* _EXERCISE DESCRIPTION_: From the entries below, copy every line that holds the word "Admins".
============
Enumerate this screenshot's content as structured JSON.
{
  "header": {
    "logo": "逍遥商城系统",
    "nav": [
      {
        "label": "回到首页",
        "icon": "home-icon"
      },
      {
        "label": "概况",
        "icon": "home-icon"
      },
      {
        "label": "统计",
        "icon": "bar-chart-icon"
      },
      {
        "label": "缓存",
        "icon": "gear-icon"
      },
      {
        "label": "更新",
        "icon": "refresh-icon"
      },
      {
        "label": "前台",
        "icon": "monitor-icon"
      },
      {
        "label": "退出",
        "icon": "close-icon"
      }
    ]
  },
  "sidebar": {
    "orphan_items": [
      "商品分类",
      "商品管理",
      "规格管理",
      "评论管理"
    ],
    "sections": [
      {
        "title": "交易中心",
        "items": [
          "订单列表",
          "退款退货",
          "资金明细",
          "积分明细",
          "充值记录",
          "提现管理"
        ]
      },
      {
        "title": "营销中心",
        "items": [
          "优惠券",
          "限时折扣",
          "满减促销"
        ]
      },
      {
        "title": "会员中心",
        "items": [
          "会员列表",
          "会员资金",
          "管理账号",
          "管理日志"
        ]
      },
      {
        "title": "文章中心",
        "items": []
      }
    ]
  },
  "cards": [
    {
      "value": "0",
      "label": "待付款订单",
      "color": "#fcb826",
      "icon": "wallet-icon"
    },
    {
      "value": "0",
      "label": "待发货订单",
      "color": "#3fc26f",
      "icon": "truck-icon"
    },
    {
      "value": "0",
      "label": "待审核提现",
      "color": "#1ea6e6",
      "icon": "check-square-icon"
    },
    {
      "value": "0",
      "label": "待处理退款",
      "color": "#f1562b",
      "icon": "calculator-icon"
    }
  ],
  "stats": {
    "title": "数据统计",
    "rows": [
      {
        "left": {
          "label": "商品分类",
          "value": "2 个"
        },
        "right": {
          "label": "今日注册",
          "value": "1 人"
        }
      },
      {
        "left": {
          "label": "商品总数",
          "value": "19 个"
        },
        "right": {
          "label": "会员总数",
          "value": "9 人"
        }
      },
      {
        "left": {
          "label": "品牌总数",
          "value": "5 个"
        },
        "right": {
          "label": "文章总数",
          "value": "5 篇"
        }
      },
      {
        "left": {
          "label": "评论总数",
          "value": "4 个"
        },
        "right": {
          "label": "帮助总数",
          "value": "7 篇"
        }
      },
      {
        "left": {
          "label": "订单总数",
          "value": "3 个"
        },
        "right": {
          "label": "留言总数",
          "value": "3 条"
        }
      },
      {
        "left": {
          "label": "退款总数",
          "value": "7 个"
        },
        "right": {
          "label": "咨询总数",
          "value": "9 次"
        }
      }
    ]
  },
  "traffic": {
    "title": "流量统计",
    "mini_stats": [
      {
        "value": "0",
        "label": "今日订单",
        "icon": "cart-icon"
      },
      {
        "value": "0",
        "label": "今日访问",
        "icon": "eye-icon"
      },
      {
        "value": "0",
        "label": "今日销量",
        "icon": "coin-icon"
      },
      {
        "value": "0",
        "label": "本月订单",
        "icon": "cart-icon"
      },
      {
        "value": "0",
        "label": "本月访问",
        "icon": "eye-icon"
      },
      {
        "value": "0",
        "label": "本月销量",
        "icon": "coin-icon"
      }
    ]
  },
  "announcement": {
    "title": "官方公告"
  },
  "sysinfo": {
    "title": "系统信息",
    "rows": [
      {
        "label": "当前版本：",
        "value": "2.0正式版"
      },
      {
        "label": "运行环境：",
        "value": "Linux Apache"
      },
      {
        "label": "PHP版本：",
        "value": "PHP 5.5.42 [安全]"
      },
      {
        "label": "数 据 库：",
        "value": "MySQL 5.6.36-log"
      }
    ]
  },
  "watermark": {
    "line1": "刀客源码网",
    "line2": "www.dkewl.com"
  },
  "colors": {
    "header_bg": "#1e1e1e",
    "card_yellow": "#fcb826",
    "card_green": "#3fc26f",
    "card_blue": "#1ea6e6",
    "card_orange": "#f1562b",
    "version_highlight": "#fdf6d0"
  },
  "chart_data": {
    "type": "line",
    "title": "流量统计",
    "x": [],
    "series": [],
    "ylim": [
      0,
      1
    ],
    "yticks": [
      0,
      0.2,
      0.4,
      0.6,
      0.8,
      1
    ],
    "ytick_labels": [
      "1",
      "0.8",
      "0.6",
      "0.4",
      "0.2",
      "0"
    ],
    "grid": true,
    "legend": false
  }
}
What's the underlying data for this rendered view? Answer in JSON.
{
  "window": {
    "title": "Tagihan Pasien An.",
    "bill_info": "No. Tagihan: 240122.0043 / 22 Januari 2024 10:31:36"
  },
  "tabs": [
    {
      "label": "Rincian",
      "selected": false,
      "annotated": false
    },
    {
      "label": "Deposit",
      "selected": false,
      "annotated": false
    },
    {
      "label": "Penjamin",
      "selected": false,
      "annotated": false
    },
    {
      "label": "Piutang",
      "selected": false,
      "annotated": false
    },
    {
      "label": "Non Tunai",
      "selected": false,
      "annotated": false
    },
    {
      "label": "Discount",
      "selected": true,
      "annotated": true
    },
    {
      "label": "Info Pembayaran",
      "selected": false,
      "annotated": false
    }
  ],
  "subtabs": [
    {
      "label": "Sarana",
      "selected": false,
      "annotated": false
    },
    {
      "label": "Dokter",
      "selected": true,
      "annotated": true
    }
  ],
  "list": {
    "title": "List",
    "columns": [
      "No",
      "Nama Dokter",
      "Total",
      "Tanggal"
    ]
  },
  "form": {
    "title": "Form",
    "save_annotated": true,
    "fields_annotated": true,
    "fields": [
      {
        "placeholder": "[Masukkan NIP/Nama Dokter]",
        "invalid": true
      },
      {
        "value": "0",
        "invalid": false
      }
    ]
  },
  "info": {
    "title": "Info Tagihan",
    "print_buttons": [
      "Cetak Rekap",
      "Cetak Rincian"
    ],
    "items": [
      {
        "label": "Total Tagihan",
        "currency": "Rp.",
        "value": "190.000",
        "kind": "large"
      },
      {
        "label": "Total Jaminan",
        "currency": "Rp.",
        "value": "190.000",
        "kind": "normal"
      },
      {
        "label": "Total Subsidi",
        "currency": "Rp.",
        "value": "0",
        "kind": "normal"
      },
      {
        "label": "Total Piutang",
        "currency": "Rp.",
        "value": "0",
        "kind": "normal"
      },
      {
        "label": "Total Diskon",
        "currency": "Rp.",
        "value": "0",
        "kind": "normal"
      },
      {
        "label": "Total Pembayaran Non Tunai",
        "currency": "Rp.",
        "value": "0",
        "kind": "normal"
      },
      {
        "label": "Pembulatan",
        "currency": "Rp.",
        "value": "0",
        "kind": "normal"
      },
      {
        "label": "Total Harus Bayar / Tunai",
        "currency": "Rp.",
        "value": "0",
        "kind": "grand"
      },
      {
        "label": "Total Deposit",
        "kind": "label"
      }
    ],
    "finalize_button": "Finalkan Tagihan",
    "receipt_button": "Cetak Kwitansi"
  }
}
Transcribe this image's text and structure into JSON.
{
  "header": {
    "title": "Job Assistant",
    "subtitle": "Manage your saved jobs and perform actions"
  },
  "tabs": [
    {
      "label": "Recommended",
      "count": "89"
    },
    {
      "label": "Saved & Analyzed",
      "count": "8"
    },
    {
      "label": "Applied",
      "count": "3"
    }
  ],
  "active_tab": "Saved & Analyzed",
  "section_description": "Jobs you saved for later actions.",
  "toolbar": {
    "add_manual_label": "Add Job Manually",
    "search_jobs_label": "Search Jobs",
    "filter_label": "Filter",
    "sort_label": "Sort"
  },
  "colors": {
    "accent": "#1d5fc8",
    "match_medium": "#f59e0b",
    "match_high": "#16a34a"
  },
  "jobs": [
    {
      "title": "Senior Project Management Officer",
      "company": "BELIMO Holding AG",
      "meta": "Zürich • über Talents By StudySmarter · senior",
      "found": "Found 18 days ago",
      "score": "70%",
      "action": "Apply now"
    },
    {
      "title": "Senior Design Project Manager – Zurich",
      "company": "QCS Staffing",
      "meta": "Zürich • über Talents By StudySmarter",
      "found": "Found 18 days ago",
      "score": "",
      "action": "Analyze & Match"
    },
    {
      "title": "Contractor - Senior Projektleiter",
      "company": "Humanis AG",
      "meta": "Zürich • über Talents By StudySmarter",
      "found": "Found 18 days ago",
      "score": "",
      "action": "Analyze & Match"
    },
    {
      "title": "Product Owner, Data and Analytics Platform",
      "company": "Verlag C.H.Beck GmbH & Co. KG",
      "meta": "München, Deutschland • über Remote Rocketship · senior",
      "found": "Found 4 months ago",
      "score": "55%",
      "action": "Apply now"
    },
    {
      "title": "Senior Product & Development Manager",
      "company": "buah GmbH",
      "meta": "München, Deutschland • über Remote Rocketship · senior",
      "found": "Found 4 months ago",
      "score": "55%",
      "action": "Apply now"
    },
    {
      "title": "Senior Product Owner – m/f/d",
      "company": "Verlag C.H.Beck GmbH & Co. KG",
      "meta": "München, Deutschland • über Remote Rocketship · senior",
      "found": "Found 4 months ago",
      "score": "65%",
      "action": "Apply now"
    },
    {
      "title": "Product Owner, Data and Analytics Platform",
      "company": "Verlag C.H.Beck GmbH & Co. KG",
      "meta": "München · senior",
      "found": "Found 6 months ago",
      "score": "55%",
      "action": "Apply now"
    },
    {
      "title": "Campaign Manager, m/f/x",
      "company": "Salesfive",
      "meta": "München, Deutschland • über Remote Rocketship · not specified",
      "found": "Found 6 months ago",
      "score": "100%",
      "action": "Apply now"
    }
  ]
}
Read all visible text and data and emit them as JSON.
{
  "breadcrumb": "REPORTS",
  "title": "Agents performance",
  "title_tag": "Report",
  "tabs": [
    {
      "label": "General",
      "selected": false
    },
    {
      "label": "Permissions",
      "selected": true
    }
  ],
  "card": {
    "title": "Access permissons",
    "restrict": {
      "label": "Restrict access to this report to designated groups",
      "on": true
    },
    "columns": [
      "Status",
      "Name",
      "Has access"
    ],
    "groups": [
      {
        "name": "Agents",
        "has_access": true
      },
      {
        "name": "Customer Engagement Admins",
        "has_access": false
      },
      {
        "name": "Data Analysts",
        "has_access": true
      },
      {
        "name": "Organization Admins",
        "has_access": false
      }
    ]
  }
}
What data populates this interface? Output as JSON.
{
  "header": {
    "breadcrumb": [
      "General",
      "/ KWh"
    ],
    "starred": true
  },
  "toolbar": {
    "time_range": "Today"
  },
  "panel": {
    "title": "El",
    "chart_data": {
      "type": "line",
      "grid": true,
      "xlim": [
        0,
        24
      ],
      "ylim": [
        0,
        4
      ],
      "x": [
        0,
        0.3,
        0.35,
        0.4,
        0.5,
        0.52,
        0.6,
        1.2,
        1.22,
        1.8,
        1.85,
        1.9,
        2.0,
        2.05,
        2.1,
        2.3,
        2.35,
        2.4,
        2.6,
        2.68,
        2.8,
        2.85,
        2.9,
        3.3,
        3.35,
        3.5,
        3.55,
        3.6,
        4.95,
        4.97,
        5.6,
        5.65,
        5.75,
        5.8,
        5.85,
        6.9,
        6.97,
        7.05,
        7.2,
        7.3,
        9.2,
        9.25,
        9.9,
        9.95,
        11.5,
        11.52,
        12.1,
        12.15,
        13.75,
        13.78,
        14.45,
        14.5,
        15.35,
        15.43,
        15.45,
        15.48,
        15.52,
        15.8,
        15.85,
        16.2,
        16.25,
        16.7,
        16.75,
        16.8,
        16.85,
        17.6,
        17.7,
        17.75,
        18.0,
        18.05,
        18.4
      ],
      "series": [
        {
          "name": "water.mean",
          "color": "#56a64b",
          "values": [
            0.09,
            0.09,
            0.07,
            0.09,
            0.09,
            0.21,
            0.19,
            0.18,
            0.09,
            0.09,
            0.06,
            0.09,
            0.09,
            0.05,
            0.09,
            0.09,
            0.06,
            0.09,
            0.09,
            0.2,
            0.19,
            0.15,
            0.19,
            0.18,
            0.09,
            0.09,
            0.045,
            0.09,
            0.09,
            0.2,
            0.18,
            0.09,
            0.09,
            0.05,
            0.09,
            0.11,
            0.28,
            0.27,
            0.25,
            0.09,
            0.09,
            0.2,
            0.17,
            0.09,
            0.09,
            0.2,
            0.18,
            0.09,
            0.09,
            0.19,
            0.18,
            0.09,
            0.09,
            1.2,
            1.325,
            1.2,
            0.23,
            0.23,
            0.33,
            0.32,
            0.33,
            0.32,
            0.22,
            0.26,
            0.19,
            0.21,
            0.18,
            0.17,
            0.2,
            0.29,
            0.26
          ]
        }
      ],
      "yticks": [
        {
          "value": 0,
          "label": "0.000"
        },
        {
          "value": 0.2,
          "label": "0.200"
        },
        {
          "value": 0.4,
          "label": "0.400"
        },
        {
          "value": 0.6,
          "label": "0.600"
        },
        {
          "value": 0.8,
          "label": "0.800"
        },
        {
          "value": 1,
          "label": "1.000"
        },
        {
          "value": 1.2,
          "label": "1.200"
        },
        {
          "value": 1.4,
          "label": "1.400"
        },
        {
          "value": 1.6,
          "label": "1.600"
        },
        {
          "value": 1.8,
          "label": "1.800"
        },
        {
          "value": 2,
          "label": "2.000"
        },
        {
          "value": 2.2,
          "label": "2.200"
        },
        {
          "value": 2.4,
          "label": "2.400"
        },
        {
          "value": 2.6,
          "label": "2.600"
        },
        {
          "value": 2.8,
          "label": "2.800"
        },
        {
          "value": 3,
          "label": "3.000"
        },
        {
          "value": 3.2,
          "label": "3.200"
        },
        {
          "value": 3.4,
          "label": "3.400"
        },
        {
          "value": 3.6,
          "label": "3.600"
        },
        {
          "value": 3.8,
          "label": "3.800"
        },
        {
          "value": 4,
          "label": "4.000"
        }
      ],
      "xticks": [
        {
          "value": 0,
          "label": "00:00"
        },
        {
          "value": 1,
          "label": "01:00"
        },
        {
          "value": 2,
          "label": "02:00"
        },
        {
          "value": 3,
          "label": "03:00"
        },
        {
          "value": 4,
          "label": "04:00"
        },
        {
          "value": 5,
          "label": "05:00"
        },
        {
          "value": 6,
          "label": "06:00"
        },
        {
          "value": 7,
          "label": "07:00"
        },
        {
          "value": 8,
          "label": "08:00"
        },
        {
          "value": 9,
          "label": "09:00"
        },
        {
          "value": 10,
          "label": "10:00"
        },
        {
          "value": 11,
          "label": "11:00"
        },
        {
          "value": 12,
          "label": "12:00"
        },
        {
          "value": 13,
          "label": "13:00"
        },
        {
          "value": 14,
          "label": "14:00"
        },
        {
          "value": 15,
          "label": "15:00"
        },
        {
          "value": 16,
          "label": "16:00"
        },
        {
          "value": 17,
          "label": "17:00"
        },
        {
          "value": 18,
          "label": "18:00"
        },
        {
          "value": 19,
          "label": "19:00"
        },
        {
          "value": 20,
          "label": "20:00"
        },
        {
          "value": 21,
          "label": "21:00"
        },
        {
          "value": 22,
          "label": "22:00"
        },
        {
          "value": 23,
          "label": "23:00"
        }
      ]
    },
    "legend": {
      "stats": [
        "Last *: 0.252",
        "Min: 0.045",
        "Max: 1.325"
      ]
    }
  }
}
============
* _TASK OUTPUT_:
        "name": "Customer Engagement Admins",
        "name": "Organization Admins",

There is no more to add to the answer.